▸ Written request:
Wherever the string "this" appears in a line, extract that line.

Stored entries
-------------------------

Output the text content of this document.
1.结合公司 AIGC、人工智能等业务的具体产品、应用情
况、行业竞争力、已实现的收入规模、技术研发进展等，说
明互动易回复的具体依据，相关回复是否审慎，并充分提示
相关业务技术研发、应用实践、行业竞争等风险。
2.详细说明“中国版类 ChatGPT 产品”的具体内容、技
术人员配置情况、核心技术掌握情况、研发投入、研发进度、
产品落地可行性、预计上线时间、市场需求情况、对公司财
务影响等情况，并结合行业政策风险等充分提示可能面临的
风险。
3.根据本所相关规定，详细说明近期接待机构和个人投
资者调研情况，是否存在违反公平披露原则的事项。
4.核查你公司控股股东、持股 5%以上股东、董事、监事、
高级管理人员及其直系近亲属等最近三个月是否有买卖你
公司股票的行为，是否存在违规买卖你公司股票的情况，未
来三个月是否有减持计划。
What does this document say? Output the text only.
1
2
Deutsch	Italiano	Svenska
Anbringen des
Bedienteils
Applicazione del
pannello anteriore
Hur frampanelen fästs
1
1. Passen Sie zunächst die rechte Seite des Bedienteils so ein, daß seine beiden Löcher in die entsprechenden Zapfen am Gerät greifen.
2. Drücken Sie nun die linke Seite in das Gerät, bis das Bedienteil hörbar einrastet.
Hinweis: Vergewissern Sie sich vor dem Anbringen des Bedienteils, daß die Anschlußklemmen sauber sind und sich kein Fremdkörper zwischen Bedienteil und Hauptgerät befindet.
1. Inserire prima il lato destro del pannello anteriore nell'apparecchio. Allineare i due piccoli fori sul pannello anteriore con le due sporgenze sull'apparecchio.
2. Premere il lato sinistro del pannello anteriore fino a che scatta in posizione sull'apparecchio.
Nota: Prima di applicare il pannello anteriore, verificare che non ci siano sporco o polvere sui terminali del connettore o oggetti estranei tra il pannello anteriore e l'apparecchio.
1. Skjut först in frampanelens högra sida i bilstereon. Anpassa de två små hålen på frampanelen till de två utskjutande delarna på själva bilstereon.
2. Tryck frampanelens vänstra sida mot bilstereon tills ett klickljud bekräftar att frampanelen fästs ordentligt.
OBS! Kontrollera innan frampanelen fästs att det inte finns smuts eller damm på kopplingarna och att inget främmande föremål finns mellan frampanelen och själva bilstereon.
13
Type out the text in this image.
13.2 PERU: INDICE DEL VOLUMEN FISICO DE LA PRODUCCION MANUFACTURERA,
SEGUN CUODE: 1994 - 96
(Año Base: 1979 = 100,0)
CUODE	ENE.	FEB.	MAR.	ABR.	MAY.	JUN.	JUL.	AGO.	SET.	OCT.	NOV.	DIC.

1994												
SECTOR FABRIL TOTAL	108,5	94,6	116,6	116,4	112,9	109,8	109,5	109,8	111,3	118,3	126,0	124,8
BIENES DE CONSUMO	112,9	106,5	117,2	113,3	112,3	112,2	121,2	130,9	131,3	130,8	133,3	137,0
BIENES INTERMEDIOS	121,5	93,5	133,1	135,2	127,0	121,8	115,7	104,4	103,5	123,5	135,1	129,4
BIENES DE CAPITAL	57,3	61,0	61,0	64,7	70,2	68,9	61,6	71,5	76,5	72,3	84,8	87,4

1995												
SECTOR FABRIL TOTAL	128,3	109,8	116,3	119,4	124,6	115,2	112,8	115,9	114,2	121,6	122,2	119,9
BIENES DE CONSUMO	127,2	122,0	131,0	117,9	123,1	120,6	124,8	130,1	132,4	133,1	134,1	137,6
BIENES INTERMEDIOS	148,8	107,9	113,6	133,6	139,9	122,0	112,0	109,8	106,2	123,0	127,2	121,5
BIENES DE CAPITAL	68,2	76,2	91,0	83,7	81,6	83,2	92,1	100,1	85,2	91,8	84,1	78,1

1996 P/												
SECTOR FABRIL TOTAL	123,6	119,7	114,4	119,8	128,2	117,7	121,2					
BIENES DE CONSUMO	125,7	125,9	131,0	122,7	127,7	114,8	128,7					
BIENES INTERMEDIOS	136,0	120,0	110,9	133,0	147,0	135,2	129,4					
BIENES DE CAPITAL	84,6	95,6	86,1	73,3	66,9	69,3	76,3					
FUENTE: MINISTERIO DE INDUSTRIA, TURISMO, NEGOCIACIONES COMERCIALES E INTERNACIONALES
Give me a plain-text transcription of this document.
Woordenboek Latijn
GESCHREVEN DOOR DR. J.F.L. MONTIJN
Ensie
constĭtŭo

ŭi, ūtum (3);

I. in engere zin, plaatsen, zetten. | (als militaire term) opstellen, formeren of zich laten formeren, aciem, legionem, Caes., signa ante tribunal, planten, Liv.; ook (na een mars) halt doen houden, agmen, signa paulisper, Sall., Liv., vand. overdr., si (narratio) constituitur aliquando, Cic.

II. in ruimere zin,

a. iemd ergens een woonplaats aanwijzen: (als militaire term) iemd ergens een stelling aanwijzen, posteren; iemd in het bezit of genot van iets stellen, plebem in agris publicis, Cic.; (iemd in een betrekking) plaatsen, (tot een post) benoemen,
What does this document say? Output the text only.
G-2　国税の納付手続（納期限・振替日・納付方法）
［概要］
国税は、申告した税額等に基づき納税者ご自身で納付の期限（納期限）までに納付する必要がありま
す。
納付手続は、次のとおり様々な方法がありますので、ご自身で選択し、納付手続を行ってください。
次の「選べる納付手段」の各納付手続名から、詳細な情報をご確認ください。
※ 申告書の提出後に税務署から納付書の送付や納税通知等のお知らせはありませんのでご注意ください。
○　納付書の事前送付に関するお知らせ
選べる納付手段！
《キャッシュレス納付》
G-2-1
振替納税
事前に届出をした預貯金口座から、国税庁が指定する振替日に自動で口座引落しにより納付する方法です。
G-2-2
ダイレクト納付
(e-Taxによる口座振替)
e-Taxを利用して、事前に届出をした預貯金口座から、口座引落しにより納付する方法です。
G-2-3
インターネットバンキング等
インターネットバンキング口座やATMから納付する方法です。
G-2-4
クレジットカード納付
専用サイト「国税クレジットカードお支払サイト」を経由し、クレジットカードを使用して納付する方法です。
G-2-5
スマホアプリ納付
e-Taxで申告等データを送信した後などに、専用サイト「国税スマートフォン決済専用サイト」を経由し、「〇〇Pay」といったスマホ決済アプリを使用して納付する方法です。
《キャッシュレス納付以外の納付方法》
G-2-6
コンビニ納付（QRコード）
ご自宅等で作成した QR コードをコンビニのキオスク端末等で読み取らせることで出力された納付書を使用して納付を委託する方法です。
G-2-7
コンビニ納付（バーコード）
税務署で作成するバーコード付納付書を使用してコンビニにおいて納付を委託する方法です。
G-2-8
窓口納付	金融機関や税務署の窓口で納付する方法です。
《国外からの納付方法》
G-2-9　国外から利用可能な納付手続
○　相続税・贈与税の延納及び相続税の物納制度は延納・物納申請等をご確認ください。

-------------------------

▸ Written reply:
Output the text content of this document.
What does this document say? Output the text only.
Type out the text in this image.
Give me a plain-text transcription of this document.
What does this document say? Output the text only.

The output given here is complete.